**Passage:**
####

Il existe par ailleurs 13 000 zones ZNIEFF en France. Bien qu'il ne s'agisse pas à proprement parler d'espaces protégés, il apparaît nécessaire, dans de très nombreux cas, d'y mettre en oeuvre des actions de gestion conservatoire. Il s'agit en effet par définition des zones les plus riches du point de vue du patrimoine naturel et beaucoup d'entre elles continuent de se dégrader.
De la même façon, la mise en oeuvre de la Directive - Habitats de la CEE pose le problème de la définition des mesures de protection qui seront appliquées sur les sites qui seront retenus pour constituer le réseau Natura 2 000.
2 - Nécéssité de gérer les espaces protégés
Le temps est loin où l'on pensait que pour protéger un espace, il suffisait de le soustraire à l'action de l'homme en laissant la nature reprendre ses droits. On s'est très vite rendu compte que, dans nos régions où tous les milieux ont été très fortement modifiés, ceux-ci évoluent très vite lorsqu'ils ne sont plus entretenus: les prairies humides sont envahies par la végétation ligneuse, les plans d'eau se comblent, les taillis se referment et deviennent très pauvres pour la faune et la flore, etc ...
En Angleterre il a ainsi pu être constaté que des espèces très rares de papillons se sont éteintes après que leurs biotopes ont été classés en réserves naturelles et que cette disparition était précisément due à l'abandon des modes d'utilisation du sol qui avaient entretenu les milieux jusqu'alors (1). Même les parcs nationaux américains, qui sont pourtant de très vastes étendues de nature totalement vierge, n'ont pas pu se limiter à la simple application de protections réglementaires. La beauté des sites attire en effet un grand nombre de visiteurs et les responsables ont dû mettre en place des plans de gestion ainsi que de vastes programmes d'aménagements afin de limiter l'impact de cette fréquentation touristique sur les milieux.
3 - Une Démarche indispensable : le plan de gestion
La gestion des espaces protégés est cependant un art difficile: il faut pouvoir identifier les besoins en matière d'entretien et de restauration des milieux, concevoir des aménagements qui n'aient pas d'effets secondaires néfastes, concilier l'accueil du public et la protection de la faune sauvage, etc ...

####

Enregistrements conservés
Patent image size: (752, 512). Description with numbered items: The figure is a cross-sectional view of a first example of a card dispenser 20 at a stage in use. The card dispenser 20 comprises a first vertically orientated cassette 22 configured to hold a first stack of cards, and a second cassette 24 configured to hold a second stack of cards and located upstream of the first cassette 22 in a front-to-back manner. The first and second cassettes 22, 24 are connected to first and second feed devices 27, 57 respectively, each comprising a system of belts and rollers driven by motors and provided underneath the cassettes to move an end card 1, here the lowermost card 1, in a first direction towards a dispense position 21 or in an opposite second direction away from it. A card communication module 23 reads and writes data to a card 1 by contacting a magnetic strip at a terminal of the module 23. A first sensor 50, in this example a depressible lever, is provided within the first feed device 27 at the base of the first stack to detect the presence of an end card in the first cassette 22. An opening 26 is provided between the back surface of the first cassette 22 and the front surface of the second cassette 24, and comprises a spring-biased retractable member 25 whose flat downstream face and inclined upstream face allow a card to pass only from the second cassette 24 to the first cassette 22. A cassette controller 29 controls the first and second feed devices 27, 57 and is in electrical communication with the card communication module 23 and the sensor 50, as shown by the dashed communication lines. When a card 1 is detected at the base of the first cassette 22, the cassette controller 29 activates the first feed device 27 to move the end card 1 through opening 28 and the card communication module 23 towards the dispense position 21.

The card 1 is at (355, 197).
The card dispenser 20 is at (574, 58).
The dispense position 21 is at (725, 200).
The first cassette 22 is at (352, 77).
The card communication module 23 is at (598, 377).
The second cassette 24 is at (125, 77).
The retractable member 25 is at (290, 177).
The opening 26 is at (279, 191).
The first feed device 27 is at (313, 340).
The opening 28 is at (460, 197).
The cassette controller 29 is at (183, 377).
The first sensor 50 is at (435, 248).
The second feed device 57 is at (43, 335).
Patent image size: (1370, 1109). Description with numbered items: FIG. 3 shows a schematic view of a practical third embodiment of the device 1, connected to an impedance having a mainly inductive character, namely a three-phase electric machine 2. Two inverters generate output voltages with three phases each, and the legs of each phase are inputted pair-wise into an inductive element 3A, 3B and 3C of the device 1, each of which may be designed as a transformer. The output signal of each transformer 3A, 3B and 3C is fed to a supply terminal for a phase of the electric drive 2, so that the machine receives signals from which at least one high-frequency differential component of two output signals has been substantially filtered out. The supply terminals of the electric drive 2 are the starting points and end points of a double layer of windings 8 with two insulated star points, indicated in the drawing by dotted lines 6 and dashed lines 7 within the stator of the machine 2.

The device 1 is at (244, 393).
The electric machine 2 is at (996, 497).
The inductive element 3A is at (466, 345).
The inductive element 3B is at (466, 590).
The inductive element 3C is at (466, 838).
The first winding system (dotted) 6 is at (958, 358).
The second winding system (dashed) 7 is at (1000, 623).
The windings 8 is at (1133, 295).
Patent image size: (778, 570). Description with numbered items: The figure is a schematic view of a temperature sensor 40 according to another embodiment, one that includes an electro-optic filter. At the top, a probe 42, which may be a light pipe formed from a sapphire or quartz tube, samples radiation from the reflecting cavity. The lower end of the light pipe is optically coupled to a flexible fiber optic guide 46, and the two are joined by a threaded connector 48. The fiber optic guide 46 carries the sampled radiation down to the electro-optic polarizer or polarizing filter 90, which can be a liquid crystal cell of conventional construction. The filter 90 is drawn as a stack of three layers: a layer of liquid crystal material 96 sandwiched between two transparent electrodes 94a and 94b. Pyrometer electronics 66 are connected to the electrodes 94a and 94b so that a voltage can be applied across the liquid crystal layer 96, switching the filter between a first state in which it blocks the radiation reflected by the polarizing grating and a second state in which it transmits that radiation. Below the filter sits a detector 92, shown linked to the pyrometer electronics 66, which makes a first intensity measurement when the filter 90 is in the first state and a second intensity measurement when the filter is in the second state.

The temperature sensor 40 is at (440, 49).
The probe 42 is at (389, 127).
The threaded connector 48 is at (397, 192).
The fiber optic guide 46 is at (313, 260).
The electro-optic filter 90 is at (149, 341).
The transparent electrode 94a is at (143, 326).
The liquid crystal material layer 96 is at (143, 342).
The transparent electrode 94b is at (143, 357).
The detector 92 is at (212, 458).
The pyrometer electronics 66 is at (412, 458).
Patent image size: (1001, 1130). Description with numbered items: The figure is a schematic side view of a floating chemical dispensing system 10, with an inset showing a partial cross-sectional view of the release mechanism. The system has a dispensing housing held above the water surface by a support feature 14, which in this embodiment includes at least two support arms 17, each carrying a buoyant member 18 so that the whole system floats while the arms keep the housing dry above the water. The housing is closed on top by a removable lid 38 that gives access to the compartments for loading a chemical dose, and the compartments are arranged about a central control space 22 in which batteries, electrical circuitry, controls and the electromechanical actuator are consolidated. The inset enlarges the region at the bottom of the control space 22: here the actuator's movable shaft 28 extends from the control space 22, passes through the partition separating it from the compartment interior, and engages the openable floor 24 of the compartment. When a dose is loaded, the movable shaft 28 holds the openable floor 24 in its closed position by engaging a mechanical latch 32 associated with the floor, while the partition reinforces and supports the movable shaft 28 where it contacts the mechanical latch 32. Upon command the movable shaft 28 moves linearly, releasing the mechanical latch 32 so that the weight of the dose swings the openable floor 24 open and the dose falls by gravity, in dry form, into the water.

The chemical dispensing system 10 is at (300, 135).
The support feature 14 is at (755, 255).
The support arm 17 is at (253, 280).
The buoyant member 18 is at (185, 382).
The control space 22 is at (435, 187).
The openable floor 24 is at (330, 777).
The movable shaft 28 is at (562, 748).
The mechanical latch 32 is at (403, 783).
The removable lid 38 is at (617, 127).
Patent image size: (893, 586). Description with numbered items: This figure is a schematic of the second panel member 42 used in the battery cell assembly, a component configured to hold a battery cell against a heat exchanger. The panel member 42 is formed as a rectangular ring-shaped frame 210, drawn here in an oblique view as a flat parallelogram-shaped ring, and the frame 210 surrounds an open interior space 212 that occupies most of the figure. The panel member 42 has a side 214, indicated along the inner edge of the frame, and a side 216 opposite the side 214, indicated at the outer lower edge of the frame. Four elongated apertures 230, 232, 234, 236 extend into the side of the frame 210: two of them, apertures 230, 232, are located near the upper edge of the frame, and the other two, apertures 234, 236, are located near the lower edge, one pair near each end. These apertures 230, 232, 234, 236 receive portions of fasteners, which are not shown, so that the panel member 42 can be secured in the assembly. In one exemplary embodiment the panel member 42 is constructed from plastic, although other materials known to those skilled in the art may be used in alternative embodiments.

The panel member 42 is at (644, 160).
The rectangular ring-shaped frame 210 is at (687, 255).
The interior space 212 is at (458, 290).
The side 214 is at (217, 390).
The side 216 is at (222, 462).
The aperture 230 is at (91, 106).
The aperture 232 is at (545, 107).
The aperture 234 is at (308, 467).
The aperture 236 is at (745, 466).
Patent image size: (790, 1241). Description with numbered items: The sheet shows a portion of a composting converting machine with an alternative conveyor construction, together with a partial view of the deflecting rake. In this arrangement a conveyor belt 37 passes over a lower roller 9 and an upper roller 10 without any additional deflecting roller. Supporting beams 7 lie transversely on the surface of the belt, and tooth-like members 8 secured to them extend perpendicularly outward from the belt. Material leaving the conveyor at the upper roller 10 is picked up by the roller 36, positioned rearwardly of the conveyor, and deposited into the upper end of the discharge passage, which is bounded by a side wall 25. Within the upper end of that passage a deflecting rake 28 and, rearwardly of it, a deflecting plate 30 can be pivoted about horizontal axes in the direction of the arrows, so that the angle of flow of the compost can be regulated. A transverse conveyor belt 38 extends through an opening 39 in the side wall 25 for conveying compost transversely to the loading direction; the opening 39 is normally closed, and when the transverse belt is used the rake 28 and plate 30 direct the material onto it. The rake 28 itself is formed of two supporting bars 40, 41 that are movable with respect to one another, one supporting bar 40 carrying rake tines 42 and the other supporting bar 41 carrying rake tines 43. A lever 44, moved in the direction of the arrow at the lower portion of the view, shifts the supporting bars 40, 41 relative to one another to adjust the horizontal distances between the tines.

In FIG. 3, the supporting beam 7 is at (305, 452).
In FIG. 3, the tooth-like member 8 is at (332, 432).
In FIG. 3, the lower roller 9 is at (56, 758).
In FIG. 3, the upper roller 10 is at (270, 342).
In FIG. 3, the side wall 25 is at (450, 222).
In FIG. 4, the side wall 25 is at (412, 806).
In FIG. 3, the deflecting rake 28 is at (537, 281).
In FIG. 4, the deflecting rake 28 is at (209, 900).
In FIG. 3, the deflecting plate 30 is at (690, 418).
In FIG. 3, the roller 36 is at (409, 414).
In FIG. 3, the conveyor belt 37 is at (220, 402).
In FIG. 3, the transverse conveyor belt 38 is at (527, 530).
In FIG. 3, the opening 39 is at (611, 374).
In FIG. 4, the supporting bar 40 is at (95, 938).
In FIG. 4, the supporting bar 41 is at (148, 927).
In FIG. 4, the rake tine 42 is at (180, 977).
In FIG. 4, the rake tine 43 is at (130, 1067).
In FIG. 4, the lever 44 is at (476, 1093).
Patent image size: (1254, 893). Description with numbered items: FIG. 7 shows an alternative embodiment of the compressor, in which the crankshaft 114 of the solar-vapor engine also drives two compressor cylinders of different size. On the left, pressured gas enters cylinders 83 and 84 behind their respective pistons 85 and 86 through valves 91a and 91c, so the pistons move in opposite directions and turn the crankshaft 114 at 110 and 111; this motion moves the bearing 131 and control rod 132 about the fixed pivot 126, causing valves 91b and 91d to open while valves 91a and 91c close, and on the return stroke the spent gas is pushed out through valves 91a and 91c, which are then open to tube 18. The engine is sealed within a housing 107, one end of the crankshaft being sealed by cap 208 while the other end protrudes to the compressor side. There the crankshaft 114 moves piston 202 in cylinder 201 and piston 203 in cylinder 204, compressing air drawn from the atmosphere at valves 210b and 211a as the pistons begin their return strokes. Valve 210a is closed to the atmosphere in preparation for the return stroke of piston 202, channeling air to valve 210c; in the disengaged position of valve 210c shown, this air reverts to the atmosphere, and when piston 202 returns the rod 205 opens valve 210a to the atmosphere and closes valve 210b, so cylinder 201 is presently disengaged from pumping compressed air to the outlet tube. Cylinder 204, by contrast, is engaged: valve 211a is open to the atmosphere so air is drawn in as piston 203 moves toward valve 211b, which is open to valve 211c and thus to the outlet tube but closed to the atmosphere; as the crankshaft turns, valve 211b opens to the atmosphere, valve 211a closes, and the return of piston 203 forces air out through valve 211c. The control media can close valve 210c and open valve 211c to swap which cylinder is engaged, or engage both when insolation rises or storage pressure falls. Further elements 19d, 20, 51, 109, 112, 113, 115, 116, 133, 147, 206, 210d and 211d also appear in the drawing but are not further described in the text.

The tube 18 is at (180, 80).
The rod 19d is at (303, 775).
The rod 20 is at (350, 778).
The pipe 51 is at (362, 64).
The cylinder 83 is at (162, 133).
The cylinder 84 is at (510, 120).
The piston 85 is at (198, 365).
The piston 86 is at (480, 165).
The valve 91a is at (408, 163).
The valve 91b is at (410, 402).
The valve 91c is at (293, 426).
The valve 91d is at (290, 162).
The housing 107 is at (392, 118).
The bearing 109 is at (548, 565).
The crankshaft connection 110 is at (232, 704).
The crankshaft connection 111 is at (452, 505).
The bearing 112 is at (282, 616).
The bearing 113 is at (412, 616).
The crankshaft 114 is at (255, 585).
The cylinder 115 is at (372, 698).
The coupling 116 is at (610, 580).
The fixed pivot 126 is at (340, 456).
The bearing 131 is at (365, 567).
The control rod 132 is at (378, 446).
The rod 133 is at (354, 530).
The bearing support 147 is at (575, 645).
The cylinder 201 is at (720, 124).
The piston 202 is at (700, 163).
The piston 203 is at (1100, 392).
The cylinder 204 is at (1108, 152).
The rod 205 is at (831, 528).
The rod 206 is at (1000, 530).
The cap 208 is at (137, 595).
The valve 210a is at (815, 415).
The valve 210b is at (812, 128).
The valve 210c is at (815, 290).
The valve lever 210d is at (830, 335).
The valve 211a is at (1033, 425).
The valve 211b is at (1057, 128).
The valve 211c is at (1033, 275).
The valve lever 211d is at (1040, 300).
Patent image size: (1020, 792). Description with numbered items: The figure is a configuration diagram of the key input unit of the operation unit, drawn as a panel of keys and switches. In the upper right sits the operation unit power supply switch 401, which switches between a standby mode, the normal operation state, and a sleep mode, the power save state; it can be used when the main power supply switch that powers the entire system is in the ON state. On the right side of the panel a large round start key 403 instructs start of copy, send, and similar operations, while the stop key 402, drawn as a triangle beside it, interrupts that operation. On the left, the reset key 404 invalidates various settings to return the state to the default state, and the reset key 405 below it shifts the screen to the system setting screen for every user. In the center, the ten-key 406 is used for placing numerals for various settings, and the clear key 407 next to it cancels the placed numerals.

####

**Votre tâche:** Poursuivez le passage sur la gestion des espaces protégés à partir de sa dernière phrase.

**Résultat final:**
Pour que ce travail soit réalisé de façon pragmatique et efficace, le Ministère de l'Environnement recommande l'établissement de plans de gestion. La Conférence Permanente des Réserves Naturelles (CPRN) a réalisé un fascicule qui présente le principe de ces plans de gestion et qui comprend quatre parties (cadre n°1) :
- l'approche descriptive et analytique du milieu
- l'évaluation de la valeur patrimoniale et la définition des objectifs
- la mise au point du plan de travail
- l'évaluation des résultats.
Le présent document correspond à la section B de cette démarche. Il a pour but d'aider les gestionnaires à analyser les enjeux majeurs de protection des espaces dont ils ont la charge et à définir leurs objectifs de gestion à long terme. Il n'est en effet pas évident d'identifier les priorités à retenir pour que la protection soit la plus efficace. L'exemple n°1 illustre la complexité des problèmes qui se posent souvent: chacune des orientations qui peuvent être envisagées possède des avantages et des inconvénients et il n'est pas certain qu'il soit possible de conserver de façon durable tout ce qui devrait l'être. Une telle situation n'est pas exceptionnelle car le patrimoine naturel est toujours composé d'éléments disparates et chacun d'entre eux constitue un enjeu propre. Ceux-ci sont d'autre part régis par des processus d'interactions qui sont très souvent antagonistes: lorsqu'une espèce se développe c'est généralement au détriment d'une ou de plusieurs autres.
Tout l'art du gestionnaire consiste donc à faire les choix les plus pertinents en définissant la meilleure stratégie de protection possible. Cela suppose une analyse approfondie et une hiérarchisation des enjeux.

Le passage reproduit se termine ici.